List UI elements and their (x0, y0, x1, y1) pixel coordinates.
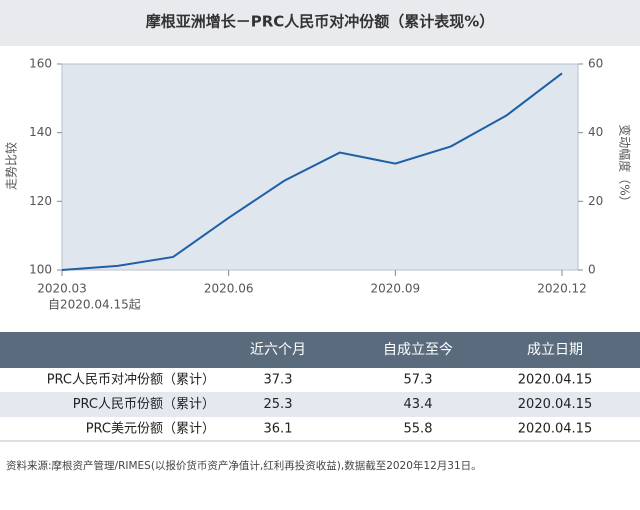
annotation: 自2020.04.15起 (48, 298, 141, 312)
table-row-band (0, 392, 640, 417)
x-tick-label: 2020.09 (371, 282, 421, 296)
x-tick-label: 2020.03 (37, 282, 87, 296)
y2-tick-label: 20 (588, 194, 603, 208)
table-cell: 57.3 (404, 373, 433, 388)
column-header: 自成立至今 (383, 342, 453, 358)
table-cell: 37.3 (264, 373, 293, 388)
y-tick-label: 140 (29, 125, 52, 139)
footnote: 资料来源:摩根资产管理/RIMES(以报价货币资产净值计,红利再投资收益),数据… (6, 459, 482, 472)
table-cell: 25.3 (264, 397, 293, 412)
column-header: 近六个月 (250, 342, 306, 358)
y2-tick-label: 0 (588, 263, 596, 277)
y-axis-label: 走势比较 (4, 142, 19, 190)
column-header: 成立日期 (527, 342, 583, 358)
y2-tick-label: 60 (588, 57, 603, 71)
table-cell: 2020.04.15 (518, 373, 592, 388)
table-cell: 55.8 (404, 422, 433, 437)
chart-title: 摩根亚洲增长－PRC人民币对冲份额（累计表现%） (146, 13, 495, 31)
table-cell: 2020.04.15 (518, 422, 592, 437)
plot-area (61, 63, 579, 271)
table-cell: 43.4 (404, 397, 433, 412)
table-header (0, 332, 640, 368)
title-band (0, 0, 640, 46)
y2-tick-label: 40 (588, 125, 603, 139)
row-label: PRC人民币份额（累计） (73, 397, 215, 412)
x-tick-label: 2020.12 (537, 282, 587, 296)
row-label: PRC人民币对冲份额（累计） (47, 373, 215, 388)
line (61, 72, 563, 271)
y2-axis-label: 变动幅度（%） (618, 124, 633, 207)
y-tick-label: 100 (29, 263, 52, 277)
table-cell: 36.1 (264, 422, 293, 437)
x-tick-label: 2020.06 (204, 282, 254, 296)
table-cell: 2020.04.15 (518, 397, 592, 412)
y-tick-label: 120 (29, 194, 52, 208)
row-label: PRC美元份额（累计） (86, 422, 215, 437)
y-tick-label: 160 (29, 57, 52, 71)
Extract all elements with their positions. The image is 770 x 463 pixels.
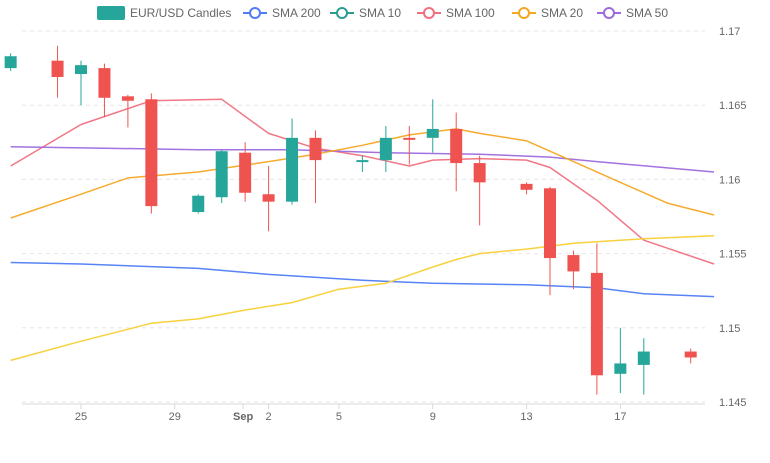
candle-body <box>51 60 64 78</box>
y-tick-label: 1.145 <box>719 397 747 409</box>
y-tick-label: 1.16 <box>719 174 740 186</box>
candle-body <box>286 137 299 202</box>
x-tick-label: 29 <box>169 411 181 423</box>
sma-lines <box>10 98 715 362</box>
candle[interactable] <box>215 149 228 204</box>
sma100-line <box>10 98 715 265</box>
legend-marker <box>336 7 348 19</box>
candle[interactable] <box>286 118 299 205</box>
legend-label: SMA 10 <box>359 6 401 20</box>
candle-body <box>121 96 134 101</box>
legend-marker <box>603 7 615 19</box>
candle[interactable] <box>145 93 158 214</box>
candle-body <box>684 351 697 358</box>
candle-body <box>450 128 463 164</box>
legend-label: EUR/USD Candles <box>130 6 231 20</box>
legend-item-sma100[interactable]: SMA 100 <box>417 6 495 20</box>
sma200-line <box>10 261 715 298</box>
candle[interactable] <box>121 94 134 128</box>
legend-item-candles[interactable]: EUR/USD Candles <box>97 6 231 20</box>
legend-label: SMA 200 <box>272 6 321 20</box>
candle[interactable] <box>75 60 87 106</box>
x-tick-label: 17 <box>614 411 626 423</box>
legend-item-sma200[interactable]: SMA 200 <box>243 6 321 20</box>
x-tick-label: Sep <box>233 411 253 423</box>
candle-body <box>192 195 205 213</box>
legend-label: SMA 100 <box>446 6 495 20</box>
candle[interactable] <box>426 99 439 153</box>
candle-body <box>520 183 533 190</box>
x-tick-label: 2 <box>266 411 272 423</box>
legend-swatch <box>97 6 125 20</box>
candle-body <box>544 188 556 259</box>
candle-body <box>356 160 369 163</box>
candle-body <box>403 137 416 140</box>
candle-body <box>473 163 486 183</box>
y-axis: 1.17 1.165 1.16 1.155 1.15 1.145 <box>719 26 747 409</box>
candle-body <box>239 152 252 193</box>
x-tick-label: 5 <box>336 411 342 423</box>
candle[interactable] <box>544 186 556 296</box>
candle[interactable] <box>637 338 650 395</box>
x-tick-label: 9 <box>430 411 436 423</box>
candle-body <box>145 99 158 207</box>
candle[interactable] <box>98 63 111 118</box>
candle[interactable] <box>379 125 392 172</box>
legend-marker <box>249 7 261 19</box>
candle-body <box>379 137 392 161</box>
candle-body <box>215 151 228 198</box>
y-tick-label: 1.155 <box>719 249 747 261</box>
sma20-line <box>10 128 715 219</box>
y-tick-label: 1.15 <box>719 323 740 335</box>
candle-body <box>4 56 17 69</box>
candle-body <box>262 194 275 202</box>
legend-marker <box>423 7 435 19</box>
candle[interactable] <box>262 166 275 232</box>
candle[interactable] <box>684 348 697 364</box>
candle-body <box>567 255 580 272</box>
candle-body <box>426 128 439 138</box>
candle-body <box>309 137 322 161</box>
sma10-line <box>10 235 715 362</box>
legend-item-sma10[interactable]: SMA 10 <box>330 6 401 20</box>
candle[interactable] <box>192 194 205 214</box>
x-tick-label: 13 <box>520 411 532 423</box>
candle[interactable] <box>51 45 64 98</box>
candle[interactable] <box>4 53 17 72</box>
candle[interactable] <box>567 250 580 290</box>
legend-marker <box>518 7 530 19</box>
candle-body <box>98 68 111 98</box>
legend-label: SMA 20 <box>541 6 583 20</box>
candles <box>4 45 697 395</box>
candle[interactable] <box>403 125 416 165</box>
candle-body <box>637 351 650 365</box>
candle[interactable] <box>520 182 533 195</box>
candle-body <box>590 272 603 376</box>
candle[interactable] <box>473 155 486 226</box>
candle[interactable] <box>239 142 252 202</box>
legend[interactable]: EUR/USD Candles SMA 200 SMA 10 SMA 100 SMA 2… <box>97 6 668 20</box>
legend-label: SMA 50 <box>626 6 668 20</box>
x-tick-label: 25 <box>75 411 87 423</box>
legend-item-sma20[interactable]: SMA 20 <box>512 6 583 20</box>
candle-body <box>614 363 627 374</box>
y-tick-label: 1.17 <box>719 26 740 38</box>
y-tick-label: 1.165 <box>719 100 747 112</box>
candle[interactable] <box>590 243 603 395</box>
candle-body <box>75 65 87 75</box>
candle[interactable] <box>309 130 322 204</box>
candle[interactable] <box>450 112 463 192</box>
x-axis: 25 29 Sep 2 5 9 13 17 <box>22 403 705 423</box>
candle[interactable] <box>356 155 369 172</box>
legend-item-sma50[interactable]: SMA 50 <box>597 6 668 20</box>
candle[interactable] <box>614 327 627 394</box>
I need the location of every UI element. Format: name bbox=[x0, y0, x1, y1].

+--

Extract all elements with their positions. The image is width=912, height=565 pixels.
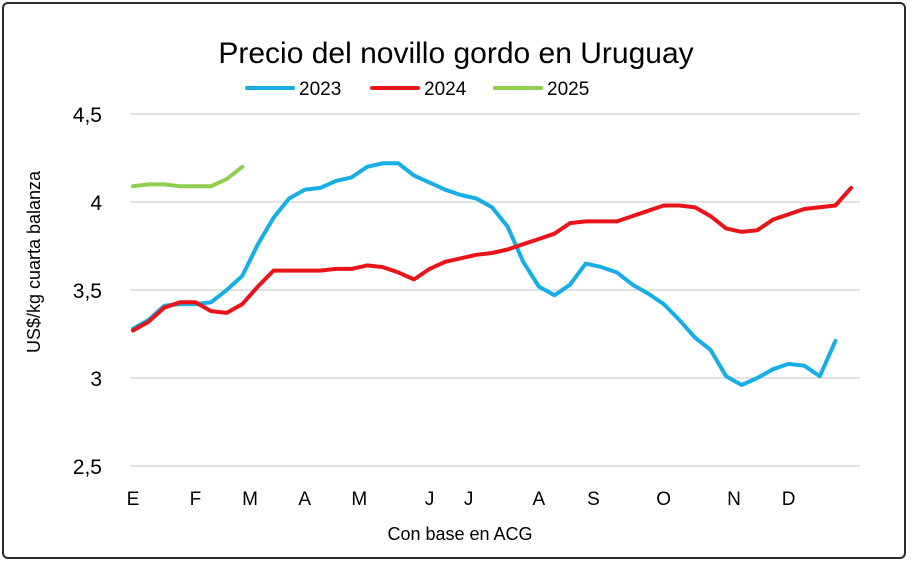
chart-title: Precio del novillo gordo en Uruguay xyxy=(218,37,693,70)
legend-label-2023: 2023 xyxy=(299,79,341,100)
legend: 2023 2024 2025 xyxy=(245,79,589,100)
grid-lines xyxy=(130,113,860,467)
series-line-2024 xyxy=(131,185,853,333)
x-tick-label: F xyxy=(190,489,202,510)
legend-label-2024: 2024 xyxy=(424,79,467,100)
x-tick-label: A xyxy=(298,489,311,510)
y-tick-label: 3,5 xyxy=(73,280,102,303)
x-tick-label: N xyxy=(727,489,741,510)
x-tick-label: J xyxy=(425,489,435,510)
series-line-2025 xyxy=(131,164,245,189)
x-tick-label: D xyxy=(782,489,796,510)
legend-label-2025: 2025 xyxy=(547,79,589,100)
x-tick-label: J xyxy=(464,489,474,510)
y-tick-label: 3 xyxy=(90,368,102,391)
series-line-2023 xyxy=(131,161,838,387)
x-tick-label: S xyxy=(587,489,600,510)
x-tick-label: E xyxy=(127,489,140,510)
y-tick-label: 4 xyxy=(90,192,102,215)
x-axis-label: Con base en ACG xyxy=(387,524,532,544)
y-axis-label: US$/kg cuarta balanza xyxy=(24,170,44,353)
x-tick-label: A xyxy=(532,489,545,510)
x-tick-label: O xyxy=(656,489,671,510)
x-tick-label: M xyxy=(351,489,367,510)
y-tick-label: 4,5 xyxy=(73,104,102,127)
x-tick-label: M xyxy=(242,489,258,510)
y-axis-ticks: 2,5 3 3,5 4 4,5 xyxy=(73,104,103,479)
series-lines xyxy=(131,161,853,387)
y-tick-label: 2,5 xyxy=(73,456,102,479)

+--

Can you reproduce, unchanged, every line of the records from the one containing "chart-title: Precio del" through the one containing "x-tick-label: A xyxy=(298,489,311,510)", both of those lines included?

chart-title: Precio del novillo gordo en Uruguay xyxy=(218,37,693,70)
legend-label-2023: 2023 xyxy=(299,79,341,100)
legend: 2023 2024 2025 xyxy=(245,79,589,100)
grid-lines xyxy=(130,113,860,467)
series-line-2024 xyxy=(131,185,853,333)
x-tick-label: F xyxy=(190,489,202,510)
legend-label-2024: 2024 xyxy=(424,79,467,100)
x-tick-label: A xyxy=(298,489,311,510)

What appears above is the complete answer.